# What the task requires
Copy every line with the string "icon" in it.
======
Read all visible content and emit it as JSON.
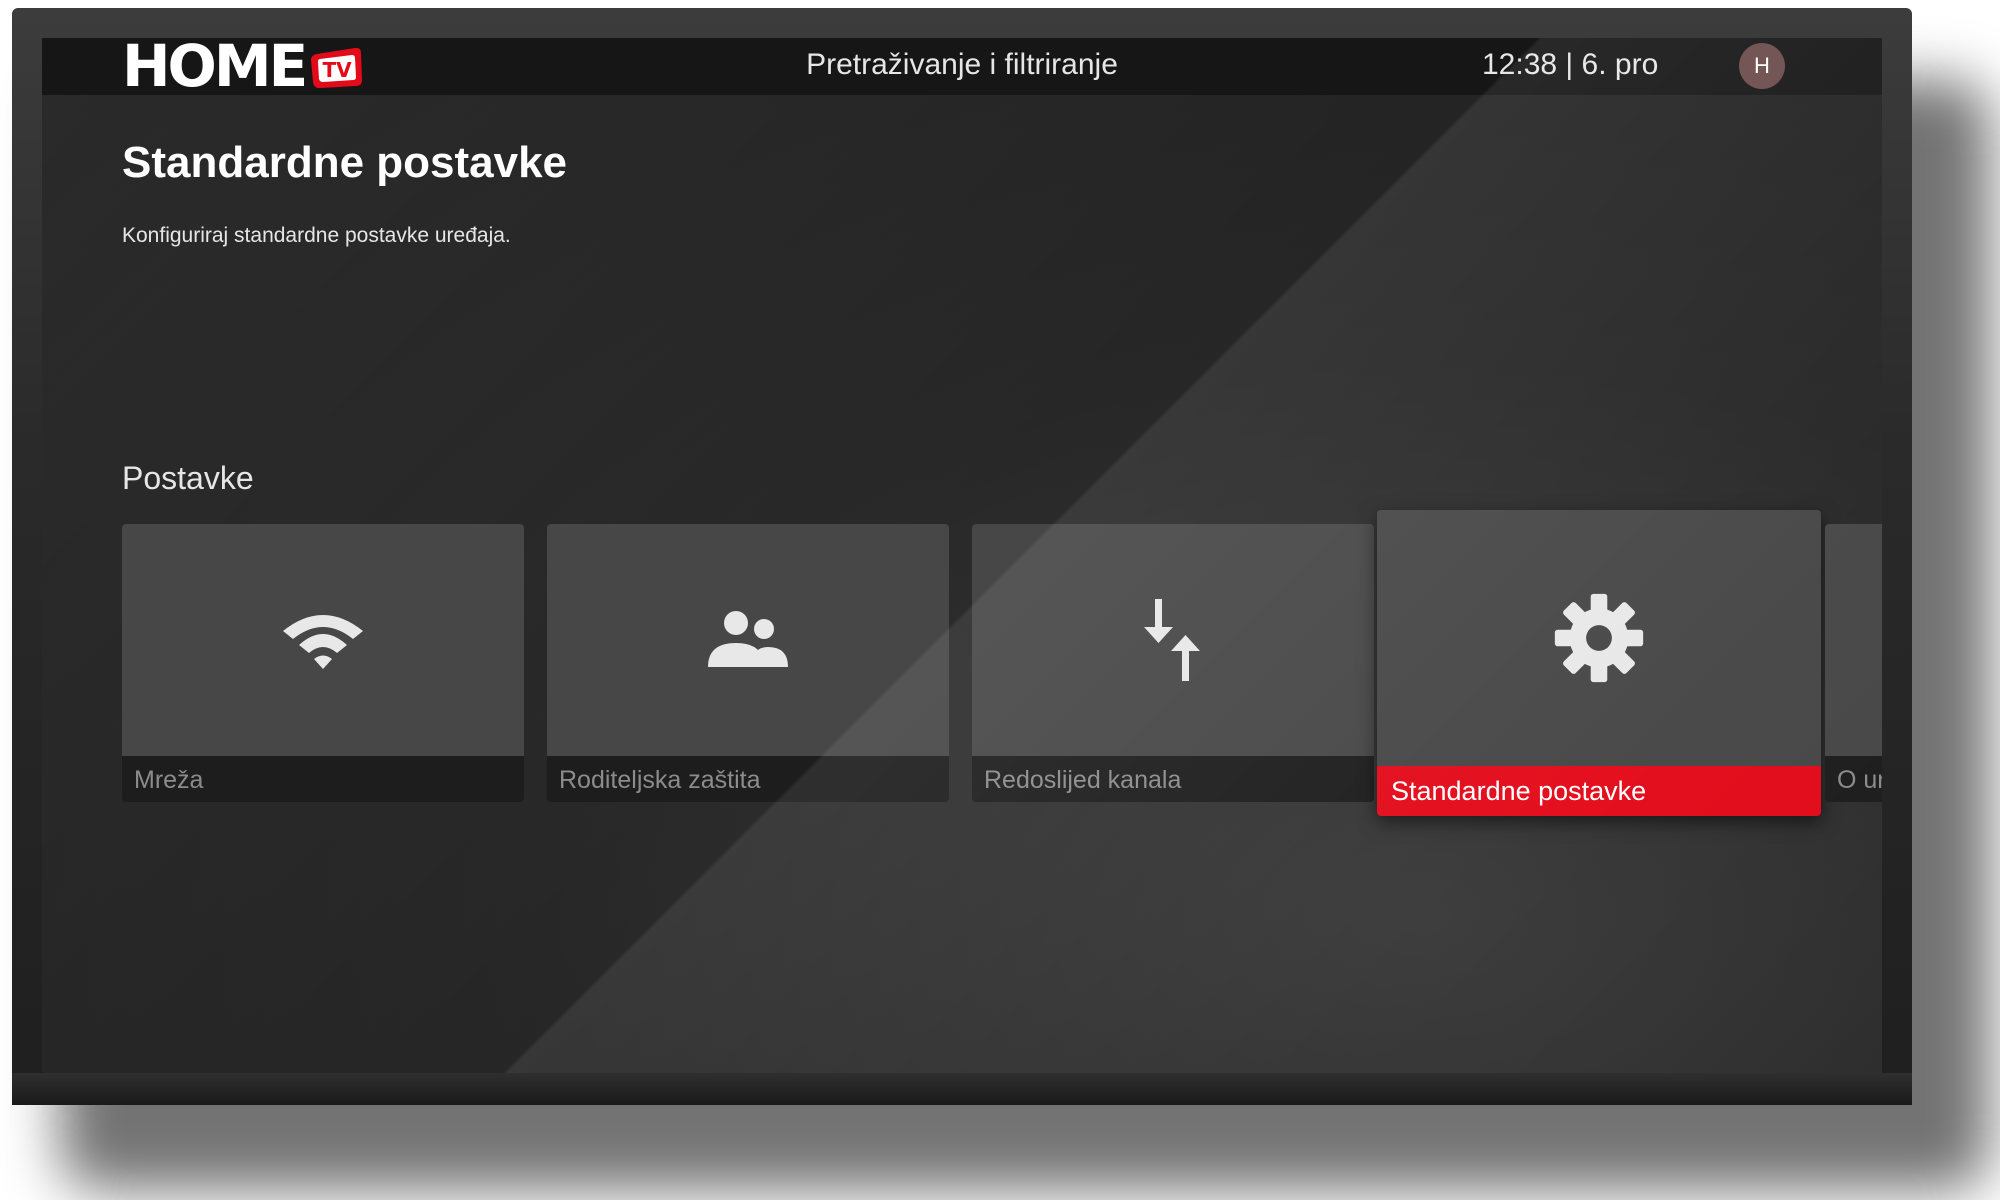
{
  "header": {
    "logo_text": "HOME",
    "logo_badge": "TV",
    "nav_title": "Pretraživanje i filtriranje",
    "clock": "12:38 | 6. pro",
    "avatar_initial": "H"
  },
  "page": {
    "title": "Standardne postavke",
    "subtitle": "Konfiguriraj standardne postavke uređaja."
  },
  "settings": {
    "section_title": "Postavke",
    "tiles": [
      {
        "label": "Mreža",
        "icon": "wifi-icon"
      },
      {
        "label": "Roditeljska zaštita",
        "icon": "people-icon"
      },
      {
        "label": "Redoslijed kanala",
        "icon": "sort-arrows-icon"
      },
      {
        "label": "Standardne postavke",
        "icon": "gear-icon",
        "selected": true
      },
      {
        "label": "O ur",
        "icon": ""
      }
    ]
  },
  "colors": {
    "accent": "#e30b1a",
    "tile": "#474747",
    "background": "#1e1e1e"
  }
}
======
# Solution below
        "icon": "wifi-icon"
        "icon": "people-icon"
        "icon": "sort-arrows-icon"
        "icon": "gear-icon",
        "icon": ""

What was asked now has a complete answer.